**Twoje zadanie**
Odpowiedz krótko na pytania do tekstu o głosowaniu na piosenki Michaela, zamieszczonego poniżej.
(a) Jakiego utworu brakuje na liście według pierwszej wypowiedzi?
(b) Która piosenka pokonała "Thrillera" we wspomnianym głosowaniu?
(c) Który utwór nazwano w ostatniej wypowiedzi najsłabszym ogniwem?

**Tekst do czytania**

↓

Jeszcze jednego utworu brakuje mi na liście, a mianowicie "Man In The Mirror", to przecież kultowa wręcz pieśń bo trudno nazwać ją piosenką w karierze MJ...
Z tego co przeczytałam tu to wszystkie piosenki, na które głosujemy w tej rundzie są zwycięzcami poprzednich rund. Tak więc... trzeba było wcześniej decydować ;-)
MacJack50 pisze:Gdzie jest najlepsza piosenka ostatnich 30 lat THRILLER oraz Heal the world.gdy to zobaczyłem ,aż odechciało mi się głosować
Płyta "Thriller" owszem, ale piosenką ostatnich 30 lat w repertuarze Michaela jest zdecydowanie "Billie Jean", która pokonała "Thrillera" w tym oto głosowaniu :)

A wracając do tematu.. W tym momencie dla mnie najsłabszym ogniwem jest Shout. Otóż dlatego, iż wg mnie jest to niby agresywne, ale zbyt monotonne i uszy bolą od słuchania!! Nie lubię Michaela w takim wydaniu.. Ni to śpiewać, ni do tego tańczyć.

↑

**Materiał źródłowy**
↓

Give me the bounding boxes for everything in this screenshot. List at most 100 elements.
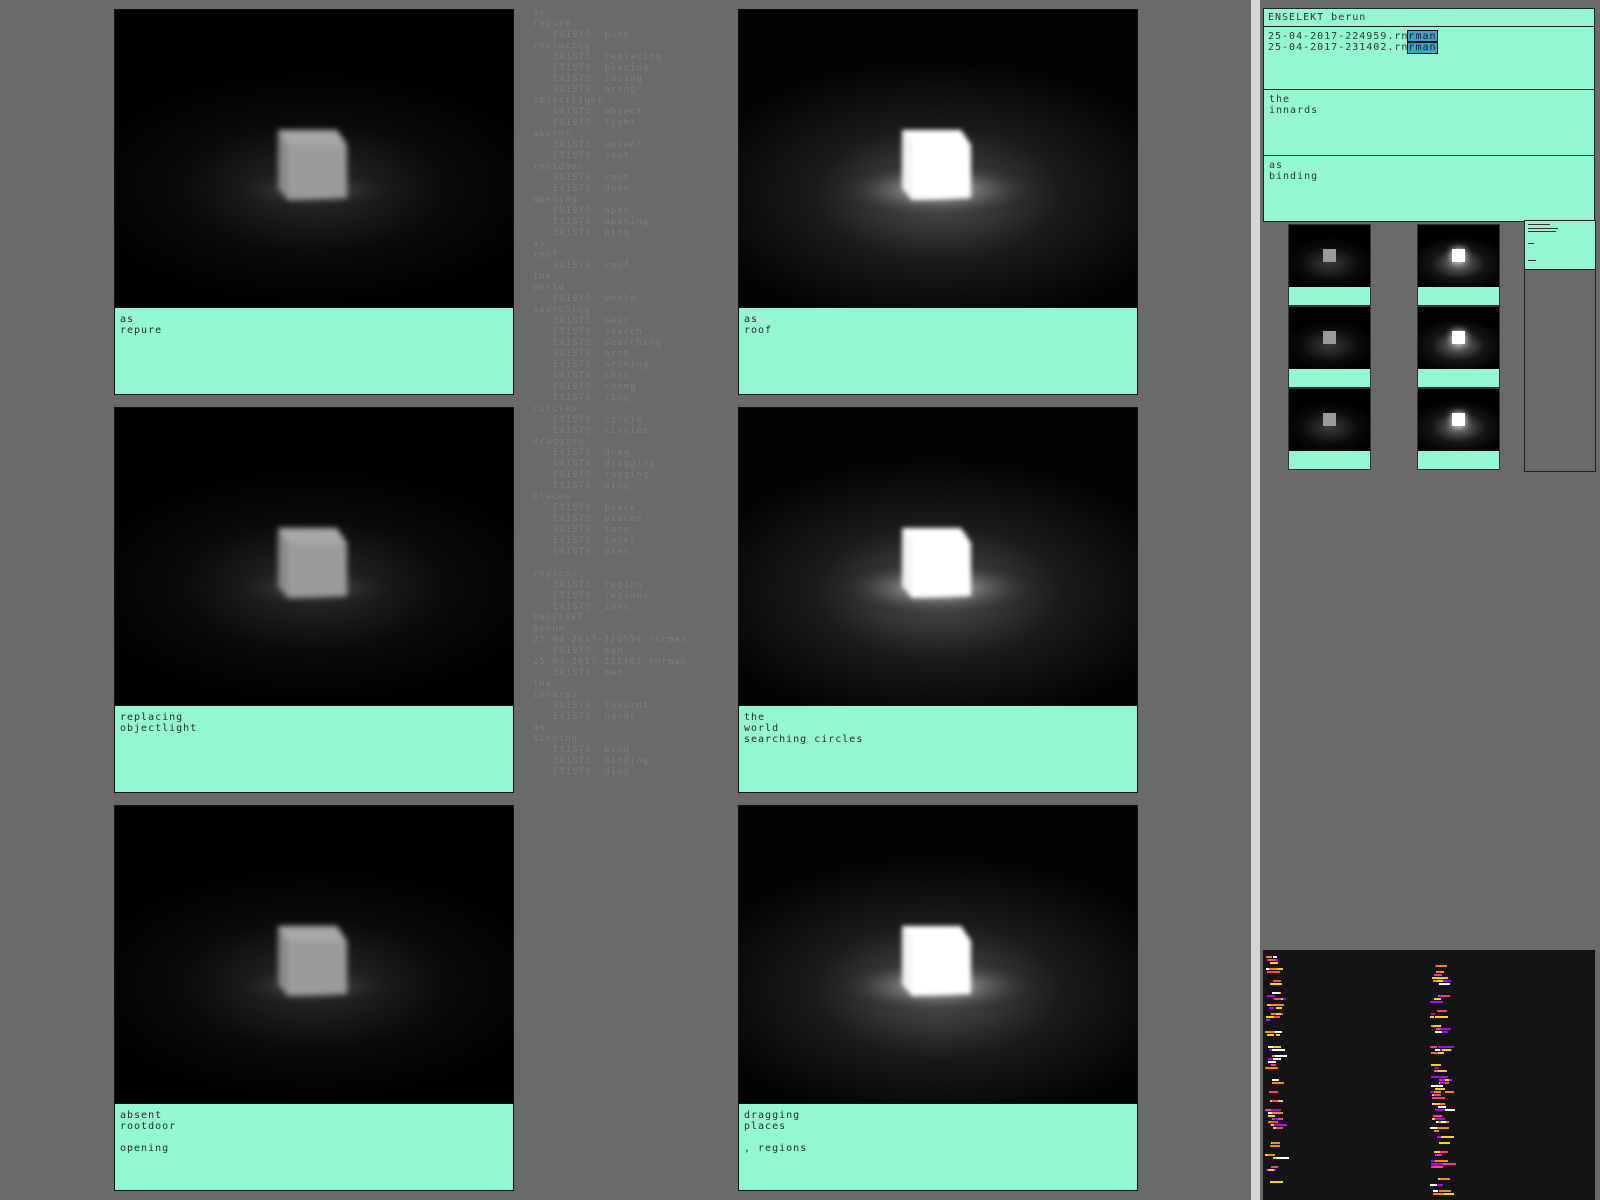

↑

**Odpowiedź do zadania**
(a) "Man In The Mirror".
(b) "Billie Jean".
(c) "Shout".